Transcribe all the entries word for word, skipping the pictures.

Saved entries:
<<<<

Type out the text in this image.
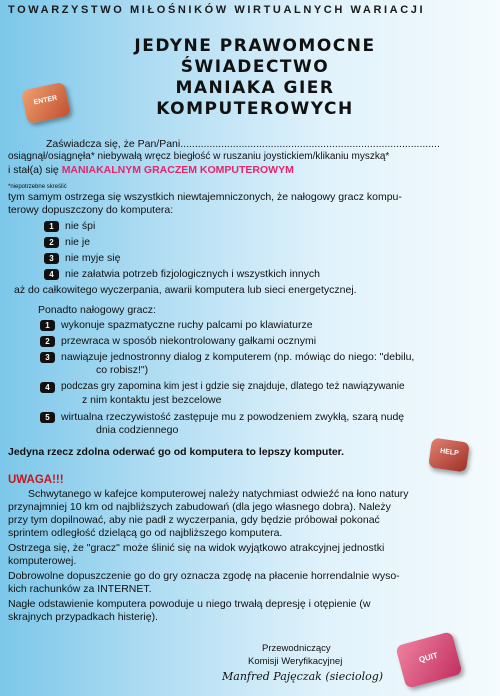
TOWARZYSTWO MIŁOŚNIKÓW WIRTUALNYCH WARIACJI
JEDYNE PRAWOMOCNE
ŚWIADECTWO
MANIAKA GIER
KOMPUTEROWYCH
ENTER
HELP
QUIT
Zaświadcza się, że Pan/Pani.........................................................................................
osiągnął/osiągnęła* niebywałą wręcz biegłość w ruszaniu joystickiem/klikaniu myszką*
i stał(a) się MANIAKALNYM GRACZEM KOMPUTEROWYM
*niepotrzebne skreślić
tym samym ostrzega się wszystkich niewtajemniczonych, że nałogowy gracz kompu-
terowy dopuszczony do komputera:
1	nie śpi
2	nie je
3	nie myje się
4	nie załatwia potrzeb fizjologicznych i wszystkich innych
aż do całkowitego wyczerpania, awarii komputera lub sieci energetycznej.
Ponadto nałogowy gracz:
1	wykonuje spazmatyczne ruchy palcami po klawiaturze
2	przewraca w sposób niekontrolowany gałkami ocznymi
3	nawiązuje jednostronny dialog z komputerem (np. mówiąc do niego: "debilu,
co robisz!")
4	podczas gry zapomina kim jest i gdzie się znajduje, dlatego też nawiązywanie
z nim kontaktu jest bezcelowe
5	wirtualna rzeczywistość zastępuje mu z powodzeniem zwykłą, szarą nudę
dnia codziennego
Jedyna rzecz zdolna oderwać go od komputera to lepszy komputer.
UWAGA!!!
Schwytanego w kafejce komputerowej należy natychmiast odwieźć na łono natury
przynajmniej 10 km od najbliższych zabudowań (dla jego własnego dobra). Należy
przy tym dopilnować, aby nie padł z wyczerpania, gdy będzie próbował pokonać
sprintem odległość dzielącą go od najbliższego komputera.
Ostrzega się, że "gracz" może ślinić się na widok wyjątkowo atrakcyjnej jednostki
komputerowej.
Dobrowolne dopuszczenie go do gry oznacza zgodę na płacenie horrendalnie wyso-
kich rachunków za INTERNET.
Nagłe odstawienie komputera powoduje u niego trwałą depresję i otępienie (w
skrajnych przypadkach histerię).
Przewodniczący
Komisji Weryfikacyjnej
Manfred Pajęczak (sieciolog)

>>>>

» Reply to the exercise
Type out the text in this image.
TOWARZYSTWO MIŁOŚNIKÓW WIRTUALNYCH WARIACJI
JEDYNE PRAWOMOCNE
ŚWIADECTWO
MANIAKA GIER
KOMPUTEROWYCH
ENTER
HELP
QUIT
Zaświadcza się, że Pan/Pani.........................................................................................
osiągnął/osiągnęła* niebywałą wręcz biegłość w ruszaniu joystickiem/klikaniu myszką*
i stał(a) się MANIAKALNYM GRACZEM KOMPUTEROWYM
*niepotrzebne skreślić
tym samym ostrzega się wszystkich niewtajemniczonych, że nałogowy gracz kompu-
terowy dopuszczony do komputera:
1	nie śpi
2	nie je
3	nie myje się
4	nie załatwia potrzeb fizjologicznych i wszystkich innych
aż do całkowitego wyczerpania, awarii komputera lub sieci energetycznej.
Ponadto nałogowy gracz:
1	wykonuje spazmatyczne ruchy palcami po klawiaturze
2	przewraca w sposób niekontrolowany gałkami ocznymi
3	nawiązuje jednostronny dialog z komputerem (np. mówiąc do niego: "debilu,
co robisz!")
4	podczas gry zapomina kim jest i gdzie się znajduje, dlatego też nawiązywanie
z nim kontaktu jest bezcelowe
5	wirtualna rzeczywistość zastępuje mu z powodzeniem zwykłą, szarą nudę
dnia codziennego
Jedyna rzecz zdolna oderwać go od komputera to lepszy komputer.
UWAGA!!!
Schwytanego w kafejce komputerowej należy natychmiast odwieźć na łono natury
przynajmniej 10 km od najbliższych zabudowań (dla jego własnego dobra). Należy
przy tym dopilnować, aby nie padł z wyczerpania, gdy będzie próbował pokonać
sprintem odległość dzielącą go od najbliższego komputera.
Ostrzega się, że "gracz" może ślinić się na widok wyjątkowo atrakcyjnej jednostki
komputerowej.
Dobrowolne dopuszczenie go do gry oznacza zgodę na płacenie horrendalnie wyso-
kich rachunków za INTERNET.
Nagłe odstawienie komputera powoduje u niego trwałą depresję i otępienie (w
skrajnych przypadkach histerię).
Przewodniczący
Komisji Weryfikacyjnej
Manfred Pajęczak (sieciolog)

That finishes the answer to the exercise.